CONSIGNA A: Según el texto sobre la exposición de Nicolás Paris, ¿hasta qué fecha se puede ver la muestra en la Galería Elba Benítez?
CONSIGNA B: Reproduce sin cambios el pasaje del texto sobre la exposición de Nicolás Paris que va de "Vista de la" a "de sus productos.", ambos incluidos.

FRAGMENTO DEL DOCUMENTO:
Vista de la exposición

Galería Elba Benítez. Lorenzo, 11. Madrid. Hasta el 1 de abril. De 4.500 a 50.000 euros.

Aunque a estas alturas resulta francamente difícil determinar a qué podemos llamar arte, creo que un rasgo fundamental sería el de que ensancha nuestra percepción del mundo. A lo largo del tiempo, esto ha significado cosas distintas, y esa es una de las razones por las que ha ido transformándose el arte. En líneas generales, en una era marcada por la velocidad, la omnipotencia de lo económico y la sobreabundancia de imágenes, el arte tendría que detenernos y orientarnos hacia lo desapercibido. La realidad es que buena parte del arte actual participa también de esa conjura de lo vociferante, lo que le facilita competir por nuestra atención en la sociedad del espectáculo. También lo convierte en indistinguible del resto de sus productos.



La exposición de Nicolás Paris (Bogotá, 1977), entonces, funciona como esos anuncios sin voz de la televisión. Ya habíamos dejado de atenderla y de repente, casi de forma instintiva, volvemos a mirarla porque algo anómalo acaba de suceder. El silencio, en el discurrir estruendoso de la realidad, es más llamativo que un grito aún más fuerte. El arte no debería participar en una carrera de decibelios, sino en un ejercicio de susurros, de puntos suspensivos, de paréntesis sin fin. Como en este caso. Las dos salas y el pasillo de la galería están poblados de objetos mudos, de las huellas que dejan al marchar, de las perturbaciones que produce en el aire su llegada inminente. Tomada la exposición como una instalación planeada ex profeso, podemos entenderla como una escuela de lo vulnerable. Tela, harina, ramas, hilo, vegetales en crecimiento son algunas de sus asignaturas. O la escritura de una peonza sobre una superficie de polvo de marmolina, errática y azarosa pero sujeta a leyes tan férreas como la de la gravedad.

DATOS DE ORIGEN:

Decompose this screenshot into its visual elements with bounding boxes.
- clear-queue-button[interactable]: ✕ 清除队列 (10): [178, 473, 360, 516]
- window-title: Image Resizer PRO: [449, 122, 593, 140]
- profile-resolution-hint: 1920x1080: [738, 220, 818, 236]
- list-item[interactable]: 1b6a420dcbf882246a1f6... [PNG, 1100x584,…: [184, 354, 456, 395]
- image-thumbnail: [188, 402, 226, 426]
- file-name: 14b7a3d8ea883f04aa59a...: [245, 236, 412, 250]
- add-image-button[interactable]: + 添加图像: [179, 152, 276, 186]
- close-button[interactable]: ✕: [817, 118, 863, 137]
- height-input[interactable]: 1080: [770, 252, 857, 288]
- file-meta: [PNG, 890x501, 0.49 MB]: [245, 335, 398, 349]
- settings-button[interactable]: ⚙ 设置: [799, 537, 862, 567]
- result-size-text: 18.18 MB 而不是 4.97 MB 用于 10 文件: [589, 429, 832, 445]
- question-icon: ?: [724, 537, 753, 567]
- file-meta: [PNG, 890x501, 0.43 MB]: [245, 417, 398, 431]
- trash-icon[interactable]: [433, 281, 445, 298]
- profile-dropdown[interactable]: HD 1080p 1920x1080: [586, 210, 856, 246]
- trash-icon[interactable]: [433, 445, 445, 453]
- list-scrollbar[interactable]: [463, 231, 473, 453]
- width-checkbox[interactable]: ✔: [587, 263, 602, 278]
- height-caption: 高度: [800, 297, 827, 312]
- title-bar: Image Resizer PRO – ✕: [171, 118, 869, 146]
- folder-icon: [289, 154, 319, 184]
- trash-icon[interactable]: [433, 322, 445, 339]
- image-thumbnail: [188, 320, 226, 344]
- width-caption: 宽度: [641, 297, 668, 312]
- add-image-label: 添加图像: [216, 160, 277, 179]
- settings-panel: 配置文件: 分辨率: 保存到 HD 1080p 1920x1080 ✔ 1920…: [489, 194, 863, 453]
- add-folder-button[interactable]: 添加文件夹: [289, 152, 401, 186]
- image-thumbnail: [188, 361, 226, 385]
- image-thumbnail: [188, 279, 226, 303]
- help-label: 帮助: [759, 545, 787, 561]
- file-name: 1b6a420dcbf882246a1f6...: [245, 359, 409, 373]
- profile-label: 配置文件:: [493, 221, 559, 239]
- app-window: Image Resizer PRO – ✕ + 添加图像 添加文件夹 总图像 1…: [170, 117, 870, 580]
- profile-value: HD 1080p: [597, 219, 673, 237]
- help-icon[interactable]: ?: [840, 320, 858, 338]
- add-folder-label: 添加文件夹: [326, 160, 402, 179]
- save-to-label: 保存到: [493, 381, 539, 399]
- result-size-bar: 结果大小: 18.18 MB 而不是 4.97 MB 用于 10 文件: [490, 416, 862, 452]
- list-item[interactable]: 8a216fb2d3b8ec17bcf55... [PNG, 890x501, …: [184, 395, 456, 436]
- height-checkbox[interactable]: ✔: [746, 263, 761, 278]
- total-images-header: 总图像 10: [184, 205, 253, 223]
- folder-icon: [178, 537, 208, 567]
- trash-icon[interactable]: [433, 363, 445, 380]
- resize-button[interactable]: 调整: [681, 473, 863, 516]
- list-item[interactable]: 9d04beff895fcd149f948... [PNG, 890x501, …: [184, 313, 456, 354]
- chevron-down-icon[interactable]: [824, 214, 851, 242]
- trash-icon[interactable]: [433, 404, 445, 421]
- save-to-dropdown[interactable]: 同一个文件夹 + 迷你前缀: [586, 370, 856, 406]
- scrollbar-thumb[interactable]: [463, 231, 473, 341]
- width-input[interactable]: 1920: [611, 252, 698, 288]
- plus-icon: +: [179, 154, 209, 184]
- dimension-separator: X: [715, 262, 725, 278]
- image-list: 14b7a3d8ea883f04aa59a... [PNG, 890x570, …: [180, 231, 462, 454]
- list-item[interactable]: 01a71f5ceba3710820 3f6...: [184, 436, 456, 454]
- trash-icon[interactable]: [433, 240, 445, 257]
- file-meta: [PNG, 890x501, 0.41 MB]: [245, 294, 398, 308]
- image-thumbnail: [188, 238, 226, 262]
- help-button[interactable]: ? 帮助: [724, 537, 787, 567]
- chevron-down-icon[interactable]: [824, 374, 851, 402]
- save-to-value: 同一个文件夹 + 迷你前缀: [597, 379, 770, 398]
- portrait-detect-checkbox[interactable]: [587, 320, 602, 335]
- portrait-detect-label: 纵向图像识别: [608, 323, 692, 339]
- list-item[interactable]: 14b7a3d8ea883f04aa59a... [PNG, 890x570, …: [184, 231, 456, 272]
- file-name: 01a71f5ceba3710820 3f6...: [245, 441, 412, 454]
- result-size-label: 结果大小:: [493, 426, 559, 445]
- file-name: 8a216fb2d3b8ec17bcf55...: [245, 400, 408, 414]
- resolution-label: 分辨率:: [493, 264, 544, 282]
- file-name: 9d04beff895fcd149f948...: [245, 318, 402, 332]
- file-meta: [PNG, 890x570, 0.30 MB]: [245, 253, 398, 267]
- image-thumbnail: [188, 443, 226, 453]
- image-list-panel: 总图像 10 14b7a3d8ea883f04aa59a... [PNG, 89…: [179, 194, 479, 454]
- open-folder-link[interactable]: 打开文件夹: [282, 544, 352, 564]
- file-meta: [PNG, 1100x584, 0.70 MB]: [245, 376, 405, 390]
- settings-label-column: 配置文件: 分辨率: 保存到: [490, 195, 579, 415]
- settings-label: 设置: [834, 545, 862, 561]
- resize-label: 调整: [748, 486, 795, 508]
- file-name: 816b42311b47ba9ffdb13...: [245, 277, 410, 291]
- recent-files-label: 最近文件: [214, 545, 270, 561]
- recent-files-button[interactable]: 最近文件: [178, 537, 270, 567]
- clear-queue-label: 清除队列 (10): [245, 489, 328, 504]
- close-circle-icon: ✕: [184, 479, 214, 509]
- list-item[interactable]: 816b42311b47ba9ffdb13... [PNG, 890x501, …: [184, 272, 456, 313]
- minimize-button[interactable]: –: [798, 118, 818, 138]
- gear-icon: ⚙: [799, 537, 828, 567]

RESPUESTA ESCRITA A: Hasta el 1 de abril.

RESPUESTA ESCRITA B:
Vista de la exposición

Galería Elba Benítez. Lorenzo, 11. Madrid. Hasta el 1 de abril. De 4.500 a 50.000 euros.

Aunque a estas alturas resulta francamente difícil determinar a qué podemos llamar arte, creo que un rasgo fundamental sería el de que ensancha nuestra percepción del mundo. A lo largo del tiempo, esto ha significado cosas distintas, y esa es una de las razones por las que ha ido transformándose el arte. En líneas generales, en una era marcada por la velocidad, la omnipotencia de lo económico y la sobreabundancia de imágenes, el arte tendría que detenernos y orientarnos hacia lo desapercibido. La realidad es que buena parte del arte actual participa también de esa conjura de lo vociferante, lo que le facilita competir por nuestra atención en la sociedad del espectáculo. También lo convierte en indistinguible del resto de sus productos.